— To be done —
Starting with the line that contains "213, 955, 226)" and going on through the line that contains "load-more-button[interactable]: 加载更多资源 (11, 495, 108, 522)", rewrite only those lines, substituting "row-number" for "row-index" and leaving everything else unchanged.

[start of Materials provided]

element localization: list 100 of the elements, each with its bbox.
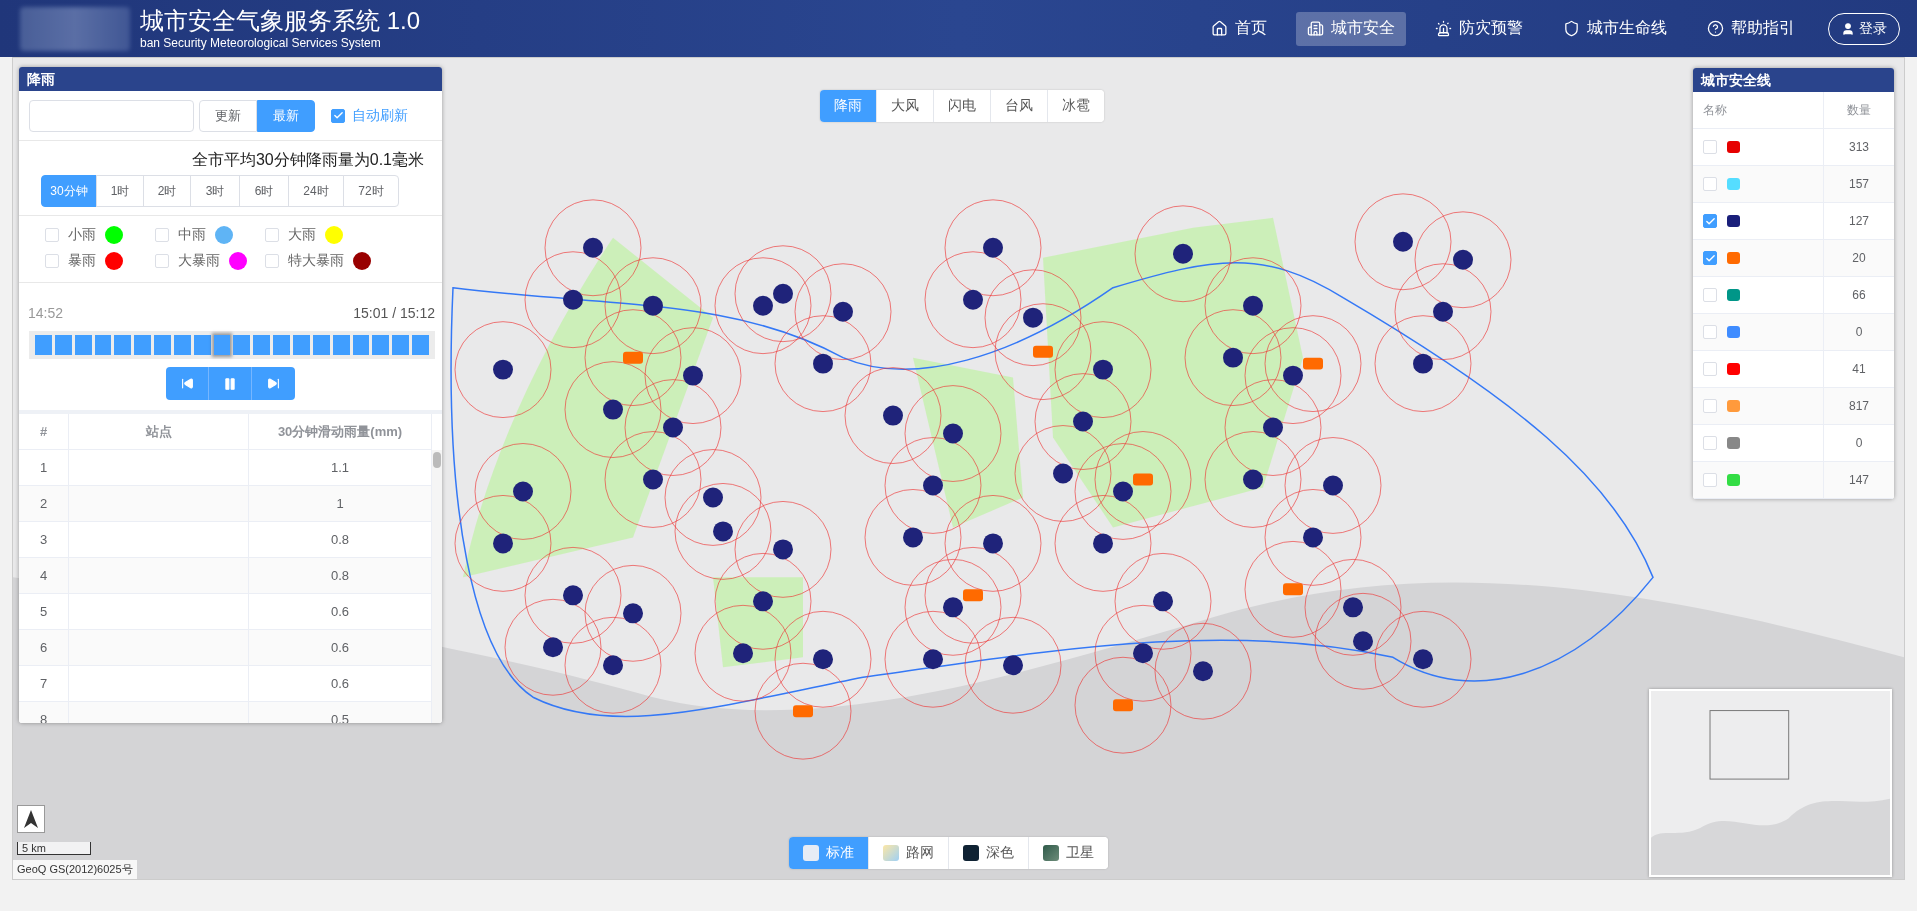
nav-item[interactable]: 防灾预警 bbox=[1424, 11, 1534, 46]
station-marker[interactable] bbox=[1323, 475, 1343, 496]
facility-marker[interactable] bbox=[1133, 473, 1153, 486]
station-marker[interactable] bbox=[773, 539, 793, 560]
station-marker[interactable] bbox=[1053, 463, 1073, 484]
station-marker[interactable] bbox=[1283, 365, 1303, 386]
station-marker[interactable] bbox=[1113, 481, 1133, 502]
station-marker[interactable] bbox=[753, 591, 773, 612]
nav-item[interactable]: 城市安全 bbox=[1296, 11, 1406, 46]
station-marker[interactable] bbox=[663, 417, 683, 438]
timeline-segment[interactable] bbox=[193, 335, 211, 355]
table-cell: 6 bbox=[19, 630, 69, 665]
station-marker[interactable] bbox=[773, 283, 793, 304]
station-marker[interactable] bbox=[923, 475, 943, 496]
station-marker[interactable] bbox=[1353, 631, 1373, 652]
station-marker[interactable] bbox=[1433, 301, 1453, 322]
hazard-tab[interactable]: 台风 bbox=[991, 90, 1048, 122]
nav-item[interactable]: 城市生命线 bbox=[1552, 11, 1678, 46]
facility-marker[interactable] bbox=[1303, 357, 1323, 370]
legend-checkbox[interactable]: 大雨 bbox=[265, 226, 395, 244]
station-marker[interactable] bbox=[1453, 249, 1473, 270]
station-marker[interactable] bbox=[1243, 295, 1263, 316]
period-tab[interactable]: 3时 bbox=[190, 175, 240, 207]
station-marker[interactable] bbox=[943, 597, 963, 618]
station-marker[interactable] bbox=[1193, 661, 1213, 682]
pause-button[interactable] bbox=[209, 367, 252, 400]
station-marker[interactable] bbox=[563, 585, 583, 606]
basemap-tab[interactable]: 路网 bbox=[869, 837, 949, 869]
station-marker[interactable] bbox=[1093, 533, 1113, 554]
station-marker[interactable] bbox=[733, 643, 753, 664]
facility-marker[interactable] bbox=[1033, 345, 1053, 358]
station-marker[interactable] bbox=[1173, 243, 1193, 264]
period-tab[interactable]: 2时 bbox=[143, 175, 191, 207]
station-marker[interactable] bbox=[1223, 347, 1243, 368]
station-marker[interactable] bbox=[1413, 649, 1433, 670]
station-marker[interactable] bbox=[943, 423, 963, 444]
station-marker[interactable] bbox=[1343, 597, 1363, 618]
station-marker[interactable] bbox=[563, 289, 583, 310]
station-marker[interactable] bbox=[643, 469, 663, 490]
legend-checkbox[interactable]: 中雨 bbox=[155, 226, 265, 244]
basemap-tab[interactable]: 卫星 bbox=[1029, 837, 1108, 869]
station-marker[interactable] bbox=[903, 527, 923, 548]
station-marker[interactable] bbox=[963, 289, 983, 310]
station-marker[interactable] bbox=[1023, 307, 1043, 328]
nav-item[interactable]: 帮助指引 bbox=[1696, 11, 1806, 46]
scrollbar[interactable] bbox=[432, 450, 442, 723]
facility-marker[interactable] bbox=[963, 589, 983, 602]
basemap-icon bbox=[1043, 845, 1059, 861]
station-marker[interactable] bbox=[1003, 655, 1023, 676]
station-marker[interactable] bbox=[713, 521, 733, 542]
refresh-button[interactable]: 更新 bbox=[199, 99, 257, 132]
facility-marker[interactable] bbox=[1113, 699, 1133, 712]
station-marker[interactable] bbox=[1263, 417, 1283, 438]
station-marker[interactable] bbox=[683, 365, 703, 386]
legend-checkbox[interactable]: 特大暴雨 bbox=[265, 252, 395, 270]
station-marker[interactable] bbox=[583, 237, 603, 258]
station-marker[interactable] bbox=[1303, 527, 1323, 548]
station-marker[interactable] bbox=[1393, 231, 1413, 252]
station-marker[interactable] bbox=[493, 533, 513, 554]
station-marker[interactable] bbox=[883, 405, 903, 426]
hazard-tab[interactable]: 闪电 bbox=[934, 90, 991, 122]
nav-item[interactable]: 首页 bbox=[1200, 11, 1278, 46]
station-marker[interactable] bbox=[493, 359, 513, 380]
hazard-tab[interactable]: 大风 bbox=[877, 90, 934, 122]
station-marker[interactable] bbox=[543, 637, 563, 658]
station-marker[interactable] bbox=[813, 649, 833, 670]
station-marker[interactable] bbox=[753, 295, 773, 316]
station-marker[interactable] bbox=[1093, 359, 1113, 380]
date-field[interactable] bbox=[29, 99, 194, 132]
previous-button[interactable] bbox=[166, 367, 209, 400]
station-marker[interactable] bbox=[643, 295, 663, 316]
station-marker[interactable] bbox=[513, 481, 533, 502]
station-marker[interactable] bbox=[983, 237, 1003, 258]
row-checkbox[interactable] bbox=[1703, 251, 1717, 265]
station-marker[interactable] bbox=[1153, 591, 1173, 612]
station-marker[interactable] bbox=[923, 649, 943, 670]
legend-checkbox[interactable]: 小雨 bbox=[45, 226, 155, 244]
period-tab[interactable]: 1时 bbox=[96, 175, 144, 207]
station-marker[interactable] bbox=[1413, 353, 1433, 374]
legend-checkbox[interactable]: 暴雨 bbox=[45, 252, 155, 270]
facility-marker[interactable] bbox=[793, 705, 813, 718]
period-tab[interactable]: 6时 bbox=[239, 175, 289, 207]
station-marker[interactable] bbox=[813, 353, 833, 374]
station-marker[interactable] bbox=[983, 533, 1003, 554]
station-marker[interactable] bbox=[1133, 643, 1153, 664]
row-checkbox[interactable] bbox=[1703, 214, 1717, 228]
next-button[interactable] bbox=[252, 367, 295, 400]
station-marker[interactable] bbox=[833, 301, 853, 322]
station-marker[interactable] bbox=[703, 487, 723, 508]
basemap-tab[interactable]: 深色 bbox=[949, 837, 1029, 869]
legend-checkbox[interactable]: 大暴雨 bbox=[155, 252, 265, 270]
station-marker[interactable] bbox=[623, 603, 643, 624]
station-marker[interactable] bbox=[1243, 469, 1263, 490]
hazard-tab[interactable]: 冰雹 bbox=[1048, 90, 1104, 122]
station-marker[interactable] bbox=[1073, 411, 1093, 432]
period-tab[interactable]: 72时 bbox=[343, 175, 399, 207]
facility-marker[interactable] bbox=[1283, 583, 1303, 596]
period-tab[interactable]: 24时 bbox=[288, 175, 344, 207]
station-marker[interactable] bbox=[603, 655, 623, 676]
station-marker[interactable] bbox=[603, 399, 623, 420]
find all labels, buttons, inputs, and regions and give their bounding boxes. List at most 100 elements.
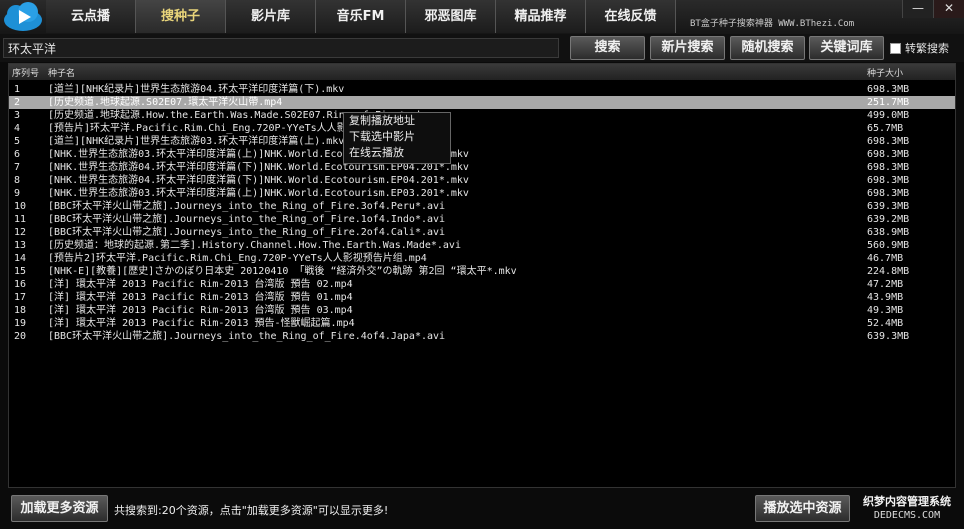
table-row[interactable]: 11 [BBC环太平洋火山带之旅].Journeys_into_the_Ring_… (9, 213, 955, 226)
context-menu: 复制播放地址 下载选中影片 在线云播放 (343, 112, 451, 164)
row-index: 15 (14, 266, 27, 277)
load-more-button[interactable]: 加载更多资源 (11, 495, 108, 522)
row-size: 49.3MB (867, 305, 904, 316)
table-row[interactable]: 17 [洋] 環太平洋 2013 Pacific Rim-2013 台湾版 預告 … (9, 291, 955, 304)
row-size: 499.0MB (867, 110, 910, 121)
tab-feedback[interactable]: 在线反馈 (586, 0, 676, 33)
watermark: 织梦内容管理系统 DEDECMS.COM (853, 494, 961, 524)
table-row[interactable]: 6 [NHK.世界生态旅游03.环太平洋印度洋篇(上)]NHK.World.Eco… (9, 148, 955, 161)
row-index: 13 (14, 240, 27, 251)
table-row[interactable]: 1 [道兰][NHK纪录片]世界生态旅游04.环太平洋印度洋篇(下).mkv 698… (9, 83, 955, 96)
traditional-search-checkbox[interactable] (890, 42, 901, 54)
menu-item-online-play[interactable]: 在线云播放 (344, 145, 450, 161)
header-name[interactable]: 种子名 (48, 66, 75, 79)
tab-search-torrent[interactable]: 搜种子 (136, 0, 226, 33)
app-logo-icon (2, 2, 44, 32)
row-index: 3 (14, 110, 21, 121)
tab-gallery[interactable]: 邪恶图库 (406, 0, 496, 33)
table-row[interactable]: 2 [历史频道.地球起源.S02E07.環太平洋火山帶.mp4 251.7MB (9, 96, 955, 109)
row-size: 46.7MB (867, 253, 904, 264)
row-size: 52.4MB (867, 318, 904, 329)
row-size: 639.3MB (867, 201, 910, 212)
row-size: 639.3MB (867, 331, 910, 342)
tab-music-fm[interactable]: 音乐FM (316, 0, 406, 33)
row-index: 18 (14, 305, 27, 316)
search-input[interactable] (3, 38, 559, 58)
play-selected-button[interactable]: 播放选中资源 (755, 495, 850, 522)
table-row[interactable]: 18 [洋] 環太平洋 2013 Pacific Rim-2013 台湾版 預告 … (9, 304, 955, 317)
row-name: [洋] 環太平洋 2013 Pacific Rim-2013 台湾版 預告 02… (48, 279, 353, 290)
row-name: [NHK.世界生态旅游03.环太平洋印度洋篇(上)]NHK.World.Ecot… (48, 149, 469, 160)
new-movies-search-button[interactable]: 新片搜索 (650, 36, 725, 60)
row-size: 698.3MB (867, 188, 910, 199)
row-index: 12 (14, 227, 27, 238)
row-name: [历史频道.地球起源.How.the.Earth.Was.Made.S02E07… (48, 110, 430, 121)
brand-text: BT盒子种子搜索神器 WWW.BThezi.Com (690, 19, 855, 29)
row-index: 1 (14, 84, 21, 95)
row-name: [NHK-E][教養][歴史]さかのぼり日本史 20120410 「戦後 “経済… (48, 266, 517, 277)
top-navigation-bar: 云点播 搜种子 影片库 音乐FM 邪恶图库 精品推荐 在线反馈 BT盒子种子搜索… (0, 0, 964, 35)
row-index: 6 (14, 149, 21, 160)
row-name: [BBC环太平洋火山带之旅].Journeys_into_the_Ring_of… (48, 214, 446, 225)
row-name: [NHK.世界生态旅游04.环太平洋印度洋篇(下)]NHK.World.Ecot… (48, 175, 469, 186)
list-header: 序列号 种子名 种子大小 (9, 64, 955, 80)
watermark-line2: DEDECMS.COM (873, 510, 941, 521)
table-row[interactable]: 5 [道兰][NHK纪录片]世界生态旅游03.环太平洋印度洋篇(上).mkv 698… (9, 135, 955, 148)
row-index: 20 (14, 331, 27, 342)
table-row[interactable]: 10 [BBC环太平洋火山带之旅].Journeys_into_the_Ring_… (9, 200, 955, 213)
row-size: 698.3MB (867, 84, 910, 95)
search-button[interactable]: 搜索 (570, 36, 645, 60)
row-size: 698.3MB (867, 136, 910, 147)
table-row[interactable]: 8 [NHK.世界生态旅游04.环太平洋印度洋篇(下)]NHK.World.Eco… (9, 174, 955, 187)
random-search-button[interactable]: 随机搜索 (730, 36, 805, 60)
traditional-search-toggle[interactable]: 转繁搜索 (890, 40, 949, 56)
table-row[interactable]: 19 [洋] 環太平洋 2013 Pacific Rim-2013 預告-怪獸崛起… (9, 317, 955, 330)
tab-movie-library[interactable]: 影片库 (226, 0, 316, 33)
menu-item-copy-play-url[interactable]: 复制播放地址 (344, 113, 450, 129)
header-size[interactable]: 种子大小 (867, 66, 903, 79)
table-row[interactable]: 9 [NHK.世界生态旅游03.环太平洋印度洋篇(上)]NHK.World.Eco… (9, 187, 955, 200)
traditional-search-label: 转繁搜索 (905, 42, 949, 55)
table-row[interactable]: 13 [历史频道：地球的起源.第二季].History.Channel.How.T… (9, 239, 955, 252)
row-index: 5 (14, 136, 21, 147)
table-row[interactable]: 3 [历史频道.地球起源.How.the.Earth.Was.Made.S02E0… (9, 109, 955, 122)
row-index: 2 (14, 97, 21, 108)
row-size: 251.7MB (867, 97, 910, 108)
tab-cloud-vod[interactable]: 云点播 (46, 0, 136, 33)
table-row[interactable]: 16 [洋] 環太平洋 2013 Pacific Rim-2013 台湾版 預告 … (9, 278, 955, 291)
row-name: [道兰][NHK纪录片]世界生态旅游03.环太平洋印度洋篇(上).mkv (48, 136, 345, 147)
row-size: 43.9MB (867, 292, 904, 303)
row-name: [洋] 環太平洋 2013 Pacific Rim-2013 台湾版 預告 01… (48, 292, 353, 303)
app-window: 云点播 搜种子 影片库 音乐FM 邪恶图库 精品推荐 在线反馈 BT盒子种子搜索… (0, 0, 964, 529)
row-name: [历史频道.地球起源.S02E07.環太平洋火山帶.mp4 (48, 97, 283, 108)
row-index: 8 (14, 175, 21, 186)
tab-recommended[interactable]: 精品推荐 (496, 0, 586, 33)
row-index: 16 (14, 279, 27, 290)
row-index: 9 (14, 188, 21, 199)
minimize-button[interactable]: — (902, 0, 933, 18)
table-row[interactable]: 20 [BBC环太平洋火山带之旅].Journeys_into_the_Ring_… (9, 330, 955, 343)
row-name: [洋] 環太平洋 2013 Pacific Rim-2013 預告-怪獸崛起篇.… (48, 318, 355, 329)
table-row[interactable]: 12 [BBC环太平洋火山带之旅].Journeys_into_the_Ring_… (9, 226, 955, 239)
menu-item-download-selected[interactable]: 下载选中影片 (344, 129, 450, 145)
row-index: 19 (14, 318, 27, 329)
table-row[interactable]: 7 [NHK.世界生态旅游04.环太平洋印度洋篇(下)]NHK.World.Eco… (9, 161, 955, 174)
keyword-library-button[interactable]: 关键词库 (809, 36, 884, 60)
table-row[interactable]: 4 [预告片]环太平洋.Pacific.Rim.Chi_Eng.720P-YYeT… (9, 122, 955, 135)
row-name: [预告片2]环太平洋.Pacific.Rim.Chi_Eng.720P-YYeT… (48, 253, 427, 264)
row-index: 11 (14, 214, 27, 225)
results-list[interactable]: 序列号 种子名 种子大小 1 [道兰][NHK纪录片]世界生态旅游04.环太平洋印… (8, 63, 956, 488)
header-index[interactable]: 序列号 (12, 66, 39, 79)
nav-tabs: 云点播 搜种子 影片库 音乐FM 邪恶图库 精品推荐 在线反馈 (46, 0, 676, 34)
row-index: 10 (14, 201, 27, 212)
row-name: [NHK.世界生态旅游03.环太平洋印度洋篇(上)]NHK.World.Ecot… (48, 188, 469, 199)
row-name: [BBC环太平洋火山带之旅].Journeys_into_the_Ring_of… (48, 201, 446, 212)
table-row[interactable]: 14 [预告片2]环太平洋.Pacific.Rim.Chi_Eng.720P-YY… (9, 252, 955, 265)
close-button[interactable]: ✕ (933, 0, 964, 18)
row-name: [预告片]环太平洋.Pacific.Rim.Chi_Eng.720P-YYeTs… (48, 123, 421, 134)
row-name: [历史频道：地球的起源.第二季].History.Channel.How.The… (48, 240, 461, 251)
row-size: 638.9MB (867, 227, 910, 238)
table-row[interactable]: 15 [NHK-E][教養][歴史]さかのぼり日本史 20120410 「戦後 “… (9, 265, 955, 278)
status-text: 共搜索到:20个资源，点击"加载更多资源"可以显示更多! (114, 504, 389, 517)
window-controls: — ✕ (902, 0, 964, 18)
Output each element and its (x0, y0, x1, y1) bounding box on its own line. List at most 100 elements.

[end of Materials provided]

— Complete output —
table-row[interactable]: 11 [BBC环太平洋火山带之旅].Journeys_into_the_Ring_… (9, 213, 955, 226)
context-menu: 复制播放地址 下载选中影片 在线云播放 (343, 112, 451, 164)
row-number: 15 (14, 266, 27, 277)
load-more-button[interactable]: 加载更多资源 (11, 495, 108, 522)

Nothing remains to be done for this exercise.